(Given problem) Copy the items below line for line, with no change to any character.

(Material for the task)
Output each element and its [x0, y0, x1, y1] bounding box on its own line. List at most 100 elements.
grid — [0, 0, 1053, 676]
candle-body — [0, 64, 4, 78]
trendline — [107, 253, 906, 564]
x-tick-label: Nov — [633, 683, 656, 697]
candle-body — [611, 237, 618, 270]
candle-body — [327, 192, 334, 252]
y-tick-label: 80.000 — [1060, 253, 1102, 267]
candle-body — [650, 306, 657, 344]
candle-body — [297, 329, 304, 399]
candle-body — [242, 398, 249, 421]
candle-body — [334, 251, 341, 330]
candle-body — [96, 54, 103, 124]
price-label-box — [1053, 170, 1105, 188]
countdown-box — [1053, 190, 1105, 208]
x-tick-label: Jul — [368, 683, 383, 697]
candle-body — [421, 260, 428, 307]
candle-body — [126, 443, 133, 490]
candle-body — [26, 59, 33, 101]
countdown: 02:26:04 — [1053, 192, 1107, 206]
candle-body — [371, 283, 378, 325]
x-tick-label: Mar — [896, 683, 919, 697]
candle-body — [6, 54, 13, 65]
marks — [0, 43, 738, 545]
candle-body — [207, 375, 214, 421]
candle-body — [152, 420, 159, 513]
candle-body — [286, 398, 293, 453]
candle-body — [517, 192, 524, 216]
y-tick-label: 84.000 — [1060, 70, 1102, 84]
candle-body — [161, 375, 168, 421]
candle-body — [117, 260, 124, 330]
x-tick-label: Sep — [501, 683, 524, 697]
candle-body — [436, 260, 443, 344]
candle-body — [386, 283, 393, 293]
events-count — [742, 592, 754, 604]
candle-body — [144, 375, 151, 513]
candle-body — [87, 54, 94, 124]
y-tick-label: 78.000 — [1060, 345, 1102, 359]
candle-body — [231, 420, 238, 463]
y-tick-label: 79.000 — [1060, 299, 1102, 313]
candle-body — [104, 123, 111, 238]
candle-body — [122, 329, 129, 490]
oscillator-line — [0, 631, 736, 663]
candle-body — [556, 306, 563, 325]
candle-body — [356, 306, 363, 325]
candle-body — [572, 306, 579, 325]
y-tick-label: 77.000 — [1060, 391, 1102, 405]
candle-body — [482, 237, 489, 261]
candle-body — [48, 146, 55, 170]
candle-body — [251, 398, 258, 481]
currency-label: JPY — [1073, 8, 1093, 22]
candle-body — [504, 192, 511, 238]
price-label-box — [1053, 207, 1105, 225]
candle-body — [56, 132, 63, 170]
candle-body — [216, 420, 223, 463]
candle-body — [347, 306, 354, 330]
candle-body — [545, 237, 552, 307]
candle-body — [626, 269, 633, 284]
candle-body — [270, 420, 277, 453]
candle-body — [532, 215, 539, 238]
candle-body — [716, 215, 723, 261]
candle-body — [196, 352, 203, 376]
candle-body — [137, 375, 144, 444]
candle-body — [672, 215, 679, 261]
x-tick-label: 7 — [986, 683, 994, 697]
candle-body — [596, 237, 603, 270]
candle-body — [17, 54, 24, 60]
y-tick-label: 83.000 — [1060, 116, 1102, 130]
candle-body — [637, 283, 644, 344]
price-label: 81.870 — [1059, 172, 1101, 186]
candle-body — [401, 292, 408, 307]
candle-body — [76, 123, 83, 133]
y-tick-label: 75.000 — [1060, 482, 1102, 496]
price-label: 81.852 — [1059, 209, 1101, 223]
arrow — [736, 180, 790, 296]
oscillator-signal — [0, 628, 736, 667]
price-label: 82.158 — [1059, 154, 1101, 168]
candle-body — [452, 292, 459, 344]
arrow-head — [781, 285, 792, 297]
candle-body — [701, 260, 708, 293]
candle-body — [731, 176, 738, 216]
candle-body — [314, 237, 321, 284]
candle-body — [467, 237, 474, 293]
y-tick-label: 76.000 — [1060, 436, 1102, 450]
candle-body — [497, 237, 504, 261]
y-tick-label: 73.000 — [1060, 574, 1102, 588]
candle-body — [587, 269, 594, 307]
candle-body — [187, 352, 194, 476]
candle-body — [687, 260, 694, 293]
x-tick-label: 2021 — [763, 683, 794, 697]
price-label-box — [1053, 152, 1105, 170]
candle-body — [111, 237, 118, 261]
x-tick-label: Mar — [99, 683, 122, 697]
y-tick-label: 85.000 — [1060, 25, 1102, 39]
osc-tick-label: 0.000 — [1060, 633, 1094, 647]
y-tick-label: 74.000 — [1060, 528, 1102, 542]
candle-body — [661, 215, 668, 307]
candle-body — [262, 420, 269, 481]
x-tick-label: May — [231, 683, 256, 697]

(Answer to this task)
Output each element and its [x0, y0, x1, y1] bounding box on its own line. List at most 100 elements.
grid — [0, 0, 1053, 676]
candle-body — [0, 64, 4, 78]
trendline — [107, 253, 906, 564]
x-tick-label: Nov — [633, 683, 656, 697]
candle-body — [611, 237, 618, 270]
candle-body — [327, 192, 334, 252]
y-tick-label: 80.000 — [1060, 253, 1102, 267]
candle-body — [650, 306, 657, 344]
candle-body — [297, 329, 304, 399]
candle-body — [242, 398, 249, 421]
candle-body — [334, 251, 341, 330]
candle-body — [96, 54, 103, 124]
price-label-box — [1053, 170, 1105, 188]
countdown-box — [1053, 190, 1105, 208]
x-tick-label: Jul — [368, 683, 383, 697]
candle-body — [421, 260, 428, 307]
candle-body — [126, 443, 133, 490]
candle-body — [26, 59, 33, 101]
countdown: 02:26:04 — [1053, 192, 1107, 206]
candle-body — [371, 283, 378, 325]
x-tick-label: Mar — [896, 683, 919, 697]
candle-body — [6, 54, 13, 65]
marks — [0, 43, 738, 545]
candle-body — [207, 375, 214, 421]
candle-body — [152, 420, 159, 513]
candle-body — [286, 398, 293, 453]
candle-body — [517, 192, 524, 216]
y-tick-label: 84.000 — [1060, 70, 1102, 84]
candle-body — [161, 375, 168, 421]
candle-body — [117, 260, 124, 330]
x-tick-label: Sep — [501, 683, 524, 697]
candle-body — [436, 260, 443, 344]
candle-body — [386, 283, 393, 293]
events-count — [742, 592, 754, 604]
candle-body — [144, 375, 151, 513]
candle-body — [87, 54, 94, 124]
y-tick-label: 78.000 — [1060, 345, 1102, 359]
candle-body — [231, 420, 238, 463]
y-tick-label: 79.000 — [1060, 299, 1102, 313]
candle-body — [104, 123, 111, 238]
candle-body — [122, 329, 129, 490]
oscillator-line — [0, 631, 736, 663]
candle-body — [556, 306, 563, 325]
candle-body — [356, 306, 363, 325]
candle-body — [572, 306, 579, 325]
y-tick-label: 77.000 — [1060, 391, 1102, 405]
candle-body — [482, 237, 489, 261]
candle-body — [48, 146, 55, 170]
candle-body — [251, 398, 258, 481]
currency-label: JPY — [1073, 8, 1093, 22]
candle-body — [504, 192, 511, 238]
price-label-box — [1053, 207, 1105, 225]
candle-body — [56, 132, 63, 170]
candle-body — [216, 420, 223, 463]
candle-body — [347, 306, 354, 330]
candle-body — [545, 237, 552, 307]
candle-body — [626, 269, 633, 284]
candle-body — [270, 420, 277, 453]
candle-body — [532, 215, 539, 238]
candle-body — [716, 215, 723, 261]
candle-body — [196, 352, 203, 376]
candle-body — [137, 375, 144, 444]
candle-body — [672, 215, 679, 261]
x-tick-label: 7 — [986, 683, 994, 697]
candle-body — [596, 237, 603, 270]
candle-body — [17, 54, 24, 60]
y-tick-label: 83.000 — [1060, 116, 1102, 130]
candle-body — [637, 283, 644, 344]
price-label: 81.870 — [1059, 172, 1101, 186]
candle-body — [401, 292, 408, 307]
candle-body — [76, 123, 83, 133]
y-tick-label: 75.000 — [1060, 482, 1102, 496]
price-label: 81.852 — [1059, 209, 1101, 223]
arrow — [736, 180, 790, 296]
oscillator-signal — [0, 628, 736, 667]
price-label: 82.158 — [1059, 154, 1101, 168]
candle-body — [452, 292, 459, 344]
arrow-head — [781, 285, 792, 297]
candle-body — [701, 260, 708, 293]
candle-body — [731, 176, 738, 216]
candle-body — [314, 237, 321, 284]
candle-body — [467, 237, 474, 293]
y-tick-label: 76.000 — [1060, 436, 1102, 450]
candle-body — [497, 237, 504, 261]
y-tick-label: 73.000 — [1060, 574, 1102, 588]
candle-body — [587, 269, 594, 307]
candle-body — [187, 352, 194, 476]
candle-body — [687, 260, 694, 293]
x-tick-label: 2021 — [763, 683, 794, 697]
price-label-box — [1053, 152, 1105, 170]
candle-body — [111, 237, 118, 261]
x-tick-label: Mar — [99, 683, 122, 697]
y-tick-label: 85.000 — [1060, 25, 1102, 39]
osc-tick-label: 0.000 — [1060, 633, 1094, 647]
y-tick-label: 74.000 — [1060, 528, 1102, 542]
candle-body — [661, 215, 668, 307]
candle-body — [262, 420, 269, 481]
x-tick-label: May — [231, 683, 256, 697]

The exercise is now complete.